_Given exercise_. Identify each line containing the word "color" and copy it.
····················
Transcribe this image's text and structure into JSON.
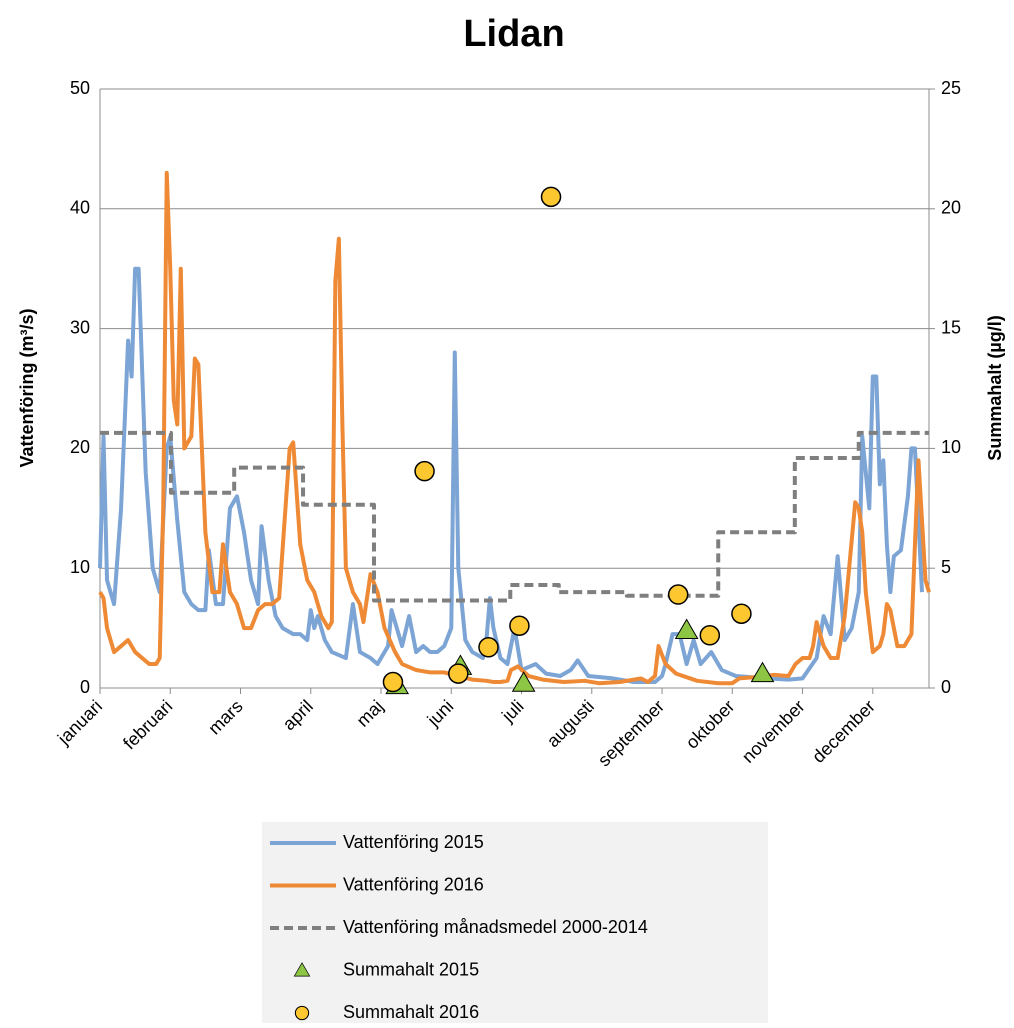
{
  "chart_data": {
    "type": "line",
    "title": "Lidan",
    "y_label": "Vattenföring (m³/s)",
    "y2_label": "Summahalt (µg/l)",
    "xlim": [
      0,
      11.8
    ],
    "xticks": [
      {
        "value": 0,
        "label": "januari"
      },
      {
        "value": 1,
        "label": "februari"
      },
      {
        "value": 2,
        "label": "mars"
      },
      {
        "value": 3,
        "label": "april"
      },
      {
        "value": 4,
        "label": "maj"
      },
      {
        "value": 5,
        "label": "juni"
      },
      {
        "value": 6,
        "label": "juli"
      },
      {
        "value": 7,
        "label": "augusti"
      },
      {
        "value": 8,
        "label": "september"
      },
      {
        "value": 9,
        "label": "oktober"
      },
      {
        "value": 10,
        "label": "november"
      },
      {
        "value": 11,
        "label": "december"
      }
    ],
    "ylim": [
      0,
      50
    ],
    "yticks": [
      0,
      10,
      20,
      30,
      40,
      50
    ],
    "y2lim": [
      0,
      25
    ],
    "y2ticks": [
      0,
      5,
      10,
      15,
      20,
      25
    ],
    "grid": true,
    "series": [
      {
        "name": "Vattenföring 2015",
        "color": "#7ca4d4",
        "style": "solid",
        "x": [
          0,
          0.05,
          0.1,
          0.15,
          0.2,
          0.3,
          0.4,
          0.45,
          0.5,
          0.55,
          0.65,
          0.75,
          0.85,
          0.95,
          1.0,
          1.1,
          1.2,
          1.3,
          1.4,
          1.5,
          1.55,
          1.65,
          1.75,
          1.85,
          1.95,
          2.05,
          2.15,
          2.25,
          2.3,
          2.4,
          2.5,
          2.6,
          2.75,
          2.85,
          2.95,
          3.0,
          3.05,
          3.1,
          3.2,
          3.3,
          3.5,
          3.6,
          3.7,
          3.85,
          3.95,
          4.0,
          4.1,
          4.15,
          4.3,
          4.4,
          4.5,
          4.6,
          4.7,
          4.8,
          4.9,
          5.0,
          5.05,
          5.1,
          5.2,
          5.3,
          5.45,
          5.5,
          5.55,
          5.6,
          5.7,
          5.8,
          5.9,
          6.0,
          6.2,
          6.35,
          6.55,
          6.7,
          6.8,
          6.95,
          7.3,
          7.6,
          7.9,
          8.0,
          8.05,
          8.15,
          8.25,
          8.35,
          8.45,
          8.55,
          8.7,
          8.85,
          9.05,
          9.5,
          9.8,
          10.0,
          10.2,
          10.3,
          10.4,
          10.5,
          10.6,
          10.7,
          10.8,
          10.85,
          10.95,
          11.0,
          11.05,
          11.1,
          11.15,
          11.2,
          11.25,
          11.3,
          11.4,
          11.5,
          11.55,
          11.6,
          11.7
        ],
        "values": [
          10,
          21,
          9,
          8,
          7,
          15,
          29,
          26,
          35,
          35,
          18,
          10,
          8,
          20,
          21,
          14,
          8,
          7,
          6.5,
          6.5,
          11.5,
          7,
          7,
          15,
          16,
          13,
          9,
          7,
          13.5,
          9,
          6,
          5,
          4.5,
          4.5,
          4,
          6.5,
          5,
          6,
          4,
          3,
          2.5,
          7,
          3,
          2.5,
          2,
          2.5,
          3.5,
          6.5,
          3.5,
          6,
          3,
          3.5,
          3,
          3,
          3.5,
          5,
          28,
          10,
          4,
          3,
          2.5,
          4,
          7.5,
          5,
          2.5,
          2,
          5,
          1.5,
          2,
          1.2,
          1.0,
          1.5,
          2.3,
          1,
          0.8,
          0.5,
          0.5,
          1,
          2,
          4.5,
          4.5,
          2,
          4,
          2,
          3,
          1.5,
          1,
          0.8,
          0.7,
          0.8,
          2.5,
          6,
          4.5,
          11,
          4,
          5,
          8,
          21,
          15,
          26,
          26,
          17,
          19,
          12,
          8,
          11,
          11.5,
          16,
          20,
          20,
          8
        ]
      },
      {
        "name": "Vattenföring 2016",
        "color": "#ee8a35",
        "style": "solid",
        "x": [
          0,
          0.05,
          0.1,
          0.2,
          0.3,
          0.4,
          0.5,
          0.6,
          0.7,
          0.8,
          0.85,
          0.9,
          0.95,
          1.0,
          1.05,
          1.1,
          1.15,
          1.2,
          1.3,
          1.35,
          1.4,
          1.5,
          1.6,
          1.7,
          1.75,
          1.85,
          1.95,
          2.05,
          2.15,
          2.25,
          2.35,
          2.45,
          2.55,
          2.7,
          2.75,
          2.85,
          2.95,
          3.05,
          3.15,
          3.25,
          3.3,
          3.35,
          3.4,
          3.45,
          3.5,
          3.6,
          3.7,
          3.75,
          3.85,
          3.95,
          4.05,
          4.2,
          4.3,
          4.5,
          4.7,
          4.9,
          5.1,
          5.3,
          5.5,
          5.6,
          5.7,
          5.8,
          5.85,
          5.95,
          6.1,
          6.3,
          6.6,
          6.9,
          7.1,
          7.4,
          7.7,
          7.8,
          7.9,
          7.95,
          8.05,
          8.2,
          8.5,
          8.8,
          9.0,
          9.1,
          9.3,
          9.6,
          9.8,
          9.9,
          10.0,
          10.1,
          10.15,
          10.2,
          10.3,
          10.4,
          10.5,
          10.6,
          10.75,
          10.8,
          10.85,
          10.9,
          11.0,
          11.1,
          11.15,
          11.2,
          11.25,
          11.35,
          11.45,
          11.55,
          11.6,
          11.65,
          11.75,
          11.8
        ],
        "values": [
          8,
          7.5,
          5,
          3,
          3.5,
          4,
          3,
          2.5,
          2,
          2,
          2.5,
          15,
          43,
          35,
          24,
          22,
          35,
          20,
          21,
          27.5,
          27,
          13,
          8,
          8,
          12,
          8,
          7,
          5,
          5,
          6.5,
          7,
          7,
          7.5,
          20,
          20.5,
          12,
          9,
          8,
          6,
          5,
          5.5,
          34,
          37.5,
          22,
          10,
          8,
          7,
          5.5,
          9.5,
          8,
          5,
          3,
          2,
          1.5,
          1.3,
          1.3,
          1.0,
          0.7,
          0.6,
          0.5,
          0.5,
          0.6,
          1.5,
          1.8,
          1,
          0.7,
          0.5,
          0.6,
          0.4,
          0.5,
          0.8,
          0.5,
          1,
          3.5,
          2,
          1.2,
          0.6,
          0.4,
          0.4,
          0.8,
          0.9,
          1.1,
          1.0,
          2,
          2.5,
          2.5,
          3.5,
          5.5,
          3.5,
          2.5,
          2.5,
          6,
          15.5,
          15,
          13,
          8,
          3,
          3.5,
          4.5,
          7,
          6.5,
          3.5,
          3.5,
          4.5,
          12,
          19,
          9,
          8
        ]
      },
      {
        "name": "Vattenföring månadsmedel 2000-2014",
        "color": "#7f7f7f",
        "style": "dashed",
        "x": [
          0,
          1.01,
          1.01,
          1.91,
          1.91,
          2.89,
          2.89,
          3.9,
          3.9,
          5.84,
          5.84,
          6.53,
          6.53,
          7.5,
          7.5,
          8.8,
          8.8,
          9.89,
          9.89,
          10.8,
          10.8,
          11.8
        ],
        "values": [
          21.3,
          21.3,
          16.3,
          16.3,
          18.4,
          18.4,
          15.3,
          15.3,
          7.3,
          7.3,
          8.6,
          8.6,
          8.0,
          8.0,
          7.7,
          7.7,
          13.0,
          13.0,
          19.2,
          19.2,
          21.3,
          21.3
        ]
      },
      {
        "name": "Summahalt 2015",
        "color": "#8dc544",
        "style": "marker",
        "marker": "triangle",
        "axis": "y2",
        "x": [
          4.23,
          5.13,
          6.03,
          8.35,
          9.43
        ],
        "values": [
          0.1,
          0.9,
          0.2,
          2.4,
          0.6
        ]
      },
      {
        "name": "Summahalt 2016",
        "color": "#fdc82f",
        "style": "marker",
        "marker": "circle",
        "axis": "y2",
        "x": [
          4.17,
          4.62,
          5.1,
          5.53,
          5.97,
          6.42,
          8.23,
          8.68,
          9.13
        ],
        "values": [
          0.25,
          9.05,
          0.6,
          1.7,
          2.6,
          20.5,
          3.9,
          2.2,
          3.1
        ]
      }
    ]
  }
}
····················
_Worked solution_.
        "color": "#7ca4d4",
        "color": "#ee8a35",
        "color": "#7f7f7f",
        "color": "#8dc544",
        "color": "#fdc82f",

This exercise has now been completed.